Task instructions
Reproduce the listing below without any change.

Records
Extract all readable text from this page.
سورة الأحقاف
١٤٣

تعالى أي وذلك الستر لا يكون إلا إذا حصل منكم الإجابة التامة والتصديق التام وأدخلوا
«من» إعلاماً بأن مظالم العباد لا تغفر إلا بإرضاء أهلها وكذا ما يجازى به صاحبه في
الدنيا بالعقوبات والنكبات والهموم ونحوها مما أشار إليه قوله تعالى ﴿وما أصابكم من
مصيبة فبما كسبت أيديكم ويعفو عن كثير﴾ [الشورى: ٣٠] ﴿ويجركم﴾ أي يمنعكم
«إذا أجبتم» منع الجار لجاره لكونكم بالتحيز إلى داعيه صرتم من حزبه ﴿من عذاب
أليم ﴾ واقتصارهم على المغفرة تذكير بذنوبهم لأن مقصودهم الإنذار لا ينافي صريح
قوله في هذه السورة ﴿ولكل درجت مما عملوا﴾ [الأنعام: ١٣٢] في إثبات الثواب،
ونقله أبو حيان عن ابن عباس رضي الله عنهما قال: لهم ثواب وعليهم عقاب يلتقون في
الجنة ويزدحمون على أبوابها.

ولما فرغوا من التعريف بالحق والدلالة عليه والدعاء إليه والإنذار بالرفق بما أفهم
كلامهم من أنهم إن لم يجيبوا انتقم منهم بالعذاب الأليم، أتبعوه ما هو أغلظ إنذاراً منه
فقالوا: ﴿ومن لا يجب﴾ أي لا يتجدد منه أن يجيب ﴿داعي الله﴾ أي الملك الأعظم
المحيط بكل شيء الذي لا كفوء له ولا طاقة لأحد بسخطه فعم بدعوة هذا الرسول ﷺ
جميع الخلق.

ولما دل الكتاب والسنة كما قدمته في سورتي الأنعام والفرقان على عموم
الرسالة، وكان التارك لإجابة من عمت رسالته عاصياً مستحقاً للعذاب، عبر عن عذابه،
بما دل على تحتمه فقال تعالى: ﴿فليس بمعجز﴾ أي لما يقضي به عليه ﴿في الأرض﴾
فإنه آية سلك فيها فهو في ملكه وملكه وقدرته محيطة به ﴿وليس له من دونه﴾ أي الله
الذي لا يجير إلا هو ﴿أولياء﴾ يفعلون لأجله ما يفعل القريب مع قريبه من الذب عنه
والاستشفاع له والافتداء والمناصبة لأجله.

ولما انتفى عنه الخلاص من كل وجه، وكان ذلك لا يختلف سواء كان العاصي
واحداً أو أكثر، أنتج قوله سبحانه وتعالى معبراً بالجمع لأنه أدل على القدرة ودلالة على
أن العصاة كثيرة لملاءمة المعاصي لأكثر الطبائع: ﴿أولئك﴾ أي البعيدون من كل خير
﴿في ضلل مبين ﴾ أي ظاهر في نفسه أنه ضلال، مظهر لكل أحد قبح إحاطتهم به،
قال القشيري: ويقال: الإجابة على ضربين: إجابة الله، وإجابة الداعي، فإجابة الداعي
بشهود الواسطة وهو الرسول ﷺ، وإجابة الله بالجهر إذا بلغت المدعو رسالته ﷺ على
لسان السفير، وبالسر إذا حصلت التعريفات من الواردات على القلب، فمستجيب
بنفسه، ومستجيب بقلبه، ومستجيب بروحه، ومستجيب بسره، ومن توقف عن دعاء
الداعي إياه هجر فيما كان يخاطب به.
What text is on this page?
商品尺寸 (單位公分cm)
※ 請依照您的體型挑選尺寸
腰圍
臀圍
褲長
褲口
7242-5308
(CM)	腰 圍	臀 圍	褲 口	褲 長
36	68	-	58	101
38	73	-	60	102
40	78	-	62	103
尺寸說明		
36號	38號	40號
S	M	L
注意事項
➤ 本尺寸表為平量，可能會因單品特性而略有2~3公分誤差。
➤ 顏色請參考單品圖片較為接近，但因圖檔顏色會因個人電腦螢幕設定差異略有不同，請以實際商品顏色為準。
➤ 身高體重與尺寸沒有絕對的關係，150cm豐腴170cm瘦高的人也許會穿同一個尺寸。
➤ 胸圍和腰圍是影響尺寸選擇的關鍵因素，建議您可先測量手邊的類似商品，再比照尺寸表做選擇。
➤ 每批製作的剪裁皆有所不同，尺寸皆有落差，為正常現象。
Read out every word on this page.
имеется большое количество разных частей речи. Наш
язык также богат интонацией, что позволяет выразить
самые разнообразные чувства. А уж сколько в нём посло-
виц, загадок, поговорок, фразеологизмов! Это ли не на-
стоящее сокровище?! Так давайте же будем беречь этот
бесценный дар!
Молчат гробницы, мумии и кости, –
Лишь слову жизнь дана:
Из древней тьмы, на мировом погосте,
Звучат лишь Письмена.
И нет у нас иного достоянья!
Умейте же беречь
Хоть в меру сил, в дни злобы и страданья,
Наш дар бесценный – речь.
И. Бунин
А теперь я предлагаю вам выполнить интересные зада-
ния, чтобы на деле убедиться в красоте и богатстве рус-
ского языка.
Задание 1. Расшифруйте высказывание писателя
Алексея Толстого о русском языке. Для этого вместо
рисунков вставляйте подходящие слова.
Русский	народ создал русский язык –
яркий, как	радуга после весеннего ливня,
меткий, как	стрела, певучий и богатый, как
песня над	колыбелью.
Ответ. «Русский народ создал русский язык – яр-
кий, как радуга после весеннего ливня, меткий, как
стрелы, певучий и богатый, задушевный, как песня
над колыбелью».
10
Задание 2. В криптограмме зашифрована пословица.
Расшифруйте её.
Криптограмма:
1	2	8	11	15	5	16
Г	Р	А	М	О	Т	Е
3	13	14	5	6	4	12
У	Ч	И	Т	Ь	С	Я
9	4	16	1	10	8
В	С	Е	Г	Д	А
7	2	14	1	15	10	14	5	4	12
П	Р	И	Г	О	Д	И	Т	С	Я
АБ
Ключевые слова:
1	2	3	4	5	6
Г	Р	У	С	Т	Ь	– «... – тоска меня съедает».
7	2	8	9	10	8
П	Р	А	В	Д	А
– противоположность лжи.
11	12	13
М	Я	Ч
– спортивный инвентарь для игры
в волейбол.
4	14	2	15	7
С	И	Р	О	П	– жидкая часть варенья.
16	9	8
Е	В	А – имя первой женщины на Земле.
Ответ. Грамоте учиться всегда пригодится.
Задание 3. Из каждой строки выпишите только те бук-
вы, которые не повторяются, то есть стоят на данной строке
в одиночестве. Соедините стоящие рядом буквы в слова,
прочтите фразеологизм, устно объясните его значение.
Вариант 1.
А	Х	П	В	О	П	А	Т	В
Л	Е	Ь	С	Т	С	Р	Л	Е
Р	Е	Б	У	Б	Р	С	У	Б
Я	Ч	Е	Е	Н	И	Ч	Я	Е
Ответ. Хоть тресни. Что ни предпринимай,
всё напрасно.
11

Solution
Extract all readable text from this page.
سورة الأحقاف
١٤٣

تعالى أي وذلك الستر لا يكون إلا إذا حصل منكم الإجابة التامة والتصديق التام وأدخلوا
«من» إعلاماً بأن مظالم العباد لا تغفر إلا بإرضاء أهلها وكذا ما يجازى به صاحبه في
الدنيا بالعقوبات والنكبات والهموم ونحوها مما أشار إليه قوله تعالى ﴿وما أصابكم من
مصيبة فبما كسبت أيديكم ويعفو عن كثير﴾ [الشورى: ٣٠] ﴿ويجركم﴾ أي يمنعكم
«إذا أجبتم» منع الجار لجاره لكونكم بالتحيز إلى داعيه صرتم من حزبه ﴿من عذاب
أليم ﴾ واقتصارهم على المغفرة تذكير بذنوبهم لأن مقصودهم الإنذار لا ينافي صريح
قوله في هذه السورة ﴿ولكل درجت مما عملوا﴾ [الأنعام: ١٣٢] في إثبات الثواب،
ونقله أبو حيان عن ابن عباس رضي الله عنهما قال: لهم ثواب وعليهم عقاب يلتقون في
الجنة ويزدحمون على أبوابها.

ولما فرغوا من التعريف بالحق والدلالة عليه والدعاء إليه والإنذار بالرفق بما أفهم
كلامهم من أنهم إن لم يجيبوا انتقم منهم بالعذاب الأليم، أتبعوه ما هو أغلظ إنذاراً منه
فقالوا: ﴿ومن لا يجب﴾ أي لا يتجدد منه أن يجيب ﴿داعي الله﴾ أي الملك الأعظم
المحيط بكل شيء الذي لا كفوء له ولا طاقة لأحد بسخطه فعم بدعوة هذا الرسول ﷺ
جميع الخلق.

ولما دل الكتاب والسنة كما قدمته في سورتي الأنعام والفرقان على عموم
الرسالة، وكان التارك لإجابة من عمت رسالته عاصياً مستحقاً للعذاب، عبر عن عذابه،
بما دل على تحتمه فقال تعالى: ﴿فليس بمعجز﴾ أي لما يقضي به عليه ﴿في الأرض﴾
فإنه آية سلك فيها فهو في ملكه وملكه وقدرته محيطة به ﴿وليس له من دونه﴾ أي الله
الذي لا يجير إلا هو ﴿أولياء﴾ يفعلون لأجله ما يفعل القريب مع قريبه من الذب عنه
والاستشفاع له والافتداء والمناصبة لأجله.

ولما انتفى عنه الخلاص من كل وجه، وكان ذلك لا يختلف سواء كان العاصي
واحداً أو أكثر، أنتج قوله سبحانه وتعالى معبراً بالجمع لأنه أدل على القدرة ودلالة على
أن العصاة كثيرة لملاءمة المعاصي لأكثر الطبائع: ﴿أولئك﴾ أي البعيدون من كل خير
﴿في ضلل مبين ﴾ أي ظاهر في نفسه أنه ضلال، مظهر لكل أحد قبح إحاطتهم به،
قال القشيري: ويقال: الإجابة على ضربين: إجابة الله، وإجابة الداعي، فإجابة الداعي
بشهود الواسطة وهو الرسول ﷺ، وإجابة الله بالجهر إذا بلغت المدعو رسالته ﷺ على
لسان السفير، وبالسر إذا حصلت التعريفات من الواردات على القلب، فمستجيب
بنفسه، ومستجيب بقلبه، ومستجيب بروحه، ومستجيب بسره، ومن توقف عن دعاء
الداعي إياه هجر فيما كان يخاطب به.
What text is on this page?
商品尺寸 (單位公分cm)
※ 請依照您的體型挑選尺寸
腰圍
臀圍
褲長
褲口
7242-5308
(CM)	腰 圍	臀 圍	褲 口	褲 長
36	68	-	58	101
38	73	-	60	102
40	78	-	62	103
尺寸說明		
36號	38號	40號
S	M	L
注意事項
➤ 本尺寸表為平量，可能會因單品特性而略有2~3公分誤差。
➤ 顏色請參考單品圖片較為接近，但因圖檔顏色會因個人電腦螢幕設定差異略有不同，請以實際商品顏色為準。
➤ 身高體重與尺寸沒有絕對的關係，150cm豐腴170cm瘦高的人也許會穿同一個尺寸。
➤ 胸圍和腰圍是影響尺寸選擇的關鍵因素，建議您可先測量手邊的類似商品，再比照尺寸表做選擇。
➤ 每批製作的剪裁皆有所不同，尺寸皆有落差，為正常現象。
Read out every word on this page.
имеется большое количество разных частей речи. Наш
язык также богат интонацией, что позволяет выразить
самые разнообразные чувства. А уж сколько в нём посло-
виц, загадок, поговорок, фразеологизмов! Это ли не на-
стоящее сокровище?! Так давайте же будем беречь этот
бесценный дар!
Молчат гробницы, мумии и кости, –
Лишь слову жизнь дана:
Из древней тьмы, на мировом погосте,
Звучат лишь Письмена.
И нет у нас иного достоянья!
Умейте же беречь
Хоть в меру сил, в дни злобы и страданья,
Наш дар бесценный – речь.
И. Бунин
А теперь я предлагаю вам выполнить интересные зада-
ния, чтобы на деле убедиться в красоте и богатстве рус-
ского языка.
Задание 1. Расшифруйте высказывание писателя
Алексея Толстого о русском языке. Для этого вместо
рисунков вставляйте подходящие слова.
Русский	народ создал русский язык –
яркий, как	радуга после весеннего ливня,
меткий, как	стрела, певучий и богатый, как
песня над	колыбелью.
Ответ. «Русский народ создал русский язык – яр-
кий, как радуга после весеннего ливня, меткий, как
стрелы, певучий и богатый, задушевный, как песня
над колыбелью».
10
Задание 2. В криптограмме зашифрована пословица.
Расшифруйте её.
Криптограмма:
1	2	8	11	15	5	16
Г	Р	А	М	О	Т	Е
3	13	14	5	6	4	12
У	Ч	И	Т	Ь	С	Я
9	4	16	1	10	8
В	С	Е	Г	Д	А
7	2	14	1	15	10	14	5	4	12
П	Р	И	Г	О	Д	И	Т	С	Я
АБ
Ключевые слова:
1	2	3	4	5	6
Г	Р	У	С	Т	Ь	– «... – тоска меня съедает».
7	2	8	9	10	8
П	Р	А	В	Д	А
– противоположность лжи.
11	12	13
М	Я	Ч
– спортивный инвентарь для игры
в волейбол.
4	14	2	15	7
С	И	Р	О	П	– жидкая часть варенья.
16	9	8
Е	В	А – имя первой женщины на Земле.
Ответ. Грамоте учиться всегда пригодится.
Задание 3. Из каждой строки выпишите только те бук-
вы, которые не повторяются, то есть стоят на данной строке
в одиночестве. Соедините стоящие рядом буквы в слова,
прочтите фразеологизм, устно объясните его значение.
Вариант 1.
А	Х	П	В	О	П	А	Т	В
Л	Е	Ь	С	Т	С	Р	Л	Е
Р	Е	Б	У	Б	Р	С	У	Б
Я	Ч	Е	Е	Н	И	Ч	Я	Е
Ответ. Хоть тресни. Что ни предпринимай,
всё напрасно.
11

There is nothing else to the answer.